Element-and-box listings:
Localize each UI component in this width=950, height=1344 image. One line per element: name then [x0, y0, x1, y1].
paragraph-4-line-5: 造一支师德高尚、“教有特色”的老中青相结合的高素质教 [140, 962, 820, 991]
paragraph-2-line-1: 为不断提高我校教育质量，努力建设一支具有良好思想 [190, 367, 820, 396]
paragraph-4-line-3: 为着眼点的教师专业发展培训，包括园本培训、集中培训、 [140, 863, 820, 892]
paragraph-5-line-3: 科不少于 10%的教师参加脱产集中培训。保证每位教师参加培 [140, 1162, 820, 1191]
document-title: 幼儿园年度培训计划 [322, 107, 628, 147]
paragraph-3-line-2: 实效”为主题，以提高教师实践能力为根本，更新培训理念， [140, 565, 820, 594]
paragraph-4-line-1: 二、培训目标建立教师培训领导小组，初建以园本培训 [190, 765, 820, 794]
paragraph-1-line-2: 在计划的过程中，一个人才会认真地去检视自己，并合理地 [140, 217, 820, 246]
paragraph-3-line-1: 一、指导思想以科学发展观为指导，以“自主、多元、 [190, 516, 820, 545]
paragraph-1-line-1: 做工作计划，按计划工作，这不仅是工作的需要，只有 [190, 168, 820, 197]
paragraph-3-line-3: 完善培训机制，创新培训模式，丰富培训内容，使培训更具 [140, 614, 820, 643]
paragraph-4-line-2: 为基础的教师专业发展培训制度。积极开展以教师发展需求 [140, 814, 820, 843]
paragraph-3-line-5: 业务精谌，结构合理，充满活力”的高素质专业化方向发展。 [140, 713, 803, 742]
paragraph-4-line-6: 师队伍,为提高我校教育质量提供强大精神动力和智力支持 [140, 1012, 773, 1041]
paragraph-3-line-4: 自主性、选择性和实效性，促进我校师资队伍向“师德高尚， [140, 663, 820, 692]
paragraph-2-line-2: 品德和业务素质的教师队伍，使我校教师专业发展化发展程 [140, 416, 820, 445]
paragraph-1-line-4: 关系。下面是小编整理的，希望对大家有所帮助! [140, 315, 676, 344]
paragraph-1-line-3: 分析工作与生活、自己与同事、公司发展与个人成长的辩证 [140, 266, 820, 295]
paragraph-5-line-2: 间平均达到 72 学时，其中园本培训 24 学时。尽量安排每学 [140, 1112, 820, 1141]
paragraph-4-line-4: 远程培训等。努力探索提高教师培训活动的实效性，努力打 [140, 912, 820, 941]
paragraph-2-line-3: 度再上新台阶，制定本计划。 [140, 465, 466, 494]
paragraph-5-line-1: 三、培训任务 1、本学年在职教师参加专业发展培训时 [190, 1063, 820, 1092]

SHORT PROBLEM:
Reproduce every line of the rows above verbatim.

RIGHT ANSWER:
Localize each UI component in this width=950, height=1344 image. One line per element: name then [x0, y0, x1, y1].
paragraph-4-line-5: 造一支师德高尚、“教有特色”的老中青相结合的高素质教 [140, 962, 820, 991]
paragraph-2-line-1: 为不断提高我校教育质量，努力建设一支具有良好思想 [190, 367, 820, 396]
paragraph-4-line-3: 为着眼点的教师专业发展培训，包括园本培训、集中培训、 [140, 863, 820, 892]
paragraph-5-line-3: 科不少于 10%的教师参加脱产集中培训。保证每位教师参加培 [140, 1162, 820, 1191]
document-title: 幼儿园年度培训计划 [322, 107, 628, 147]
paragraph-3-line-2: 实效”为主题，以提高教师实践能力为根本，更新培训理念， [140, 565, 820, 594]
paragraph-4-line-1: 二、培训目标建立教师培训领导小组，初建以园本培训 [190, 765, 820, 794]
paragraph-1-line-2: 在计划的过程中，一个人才会认真地去检视自己，并合理地 [140, 217, 820, 246]
paragraph-3-line-1: 一、指导思想以科学发展观为指导，以“自主、多元、 [190, 516, 820, 545]
paragraph-1-line-1: 做工作计划，按计划工作，这不仅是工作的需要，只有 [190, 168, 820, 197]
paragraph-3-line-3: 完善培训机制，创新培训模式，丰富培训内容，使培训更具 [140, 614, 820, 643]
paragraph-4-line-2: 为基础的教师专业发展培训制度。积极开展以教师发展需求 [140, 814, 820, 843]
paragraph-3-line-5: 业务精谌，结构合理，充满活力”的高素质专业化方向发展。 [140, 713, 803, 742]
paragraph-4-line-6: 师队伍,为提高我校教育质量提供强大精神动力和智力支持 [140, 1012, 773, 1041]
paragraph-3-line-4: 自主性、选择性和实效性，促进我校师资队伍向“师德高尚， [140, 663, 820, 692]
paragraph-2-line-2: 品德和业务素质的教师队伍，使我校教师专业发展化发展程 [140, 416, 820, 445]
paragraph-1-line-4: 关系。下面是小编整理的，希望对大家有所帮助! [140, 315, 676, 344]
paragraph-1-line-3: 分析工作与生活、自己与同事、公司发展与个人成长的辩证 [140, 266, 820, 295]
paragraph-5-line-2: 间平均达到 72 学时，其中园本培训 24 学时。尽量安排每学 [140, 1112, 820, 1141]
paragraph-4-line-4: 远程培训等。努力探索提高教师培训活动的实效性，努力打 [140, 912, 820, 941]
paragraph-2-line-3: 度再上新台阶，制定本计划。 [140, 465, 466, 494]
paragraph-5-line-1: 三、培训任务 1、本学年在职教师参加专业发展培训时 [190, 1063, 820, 1092]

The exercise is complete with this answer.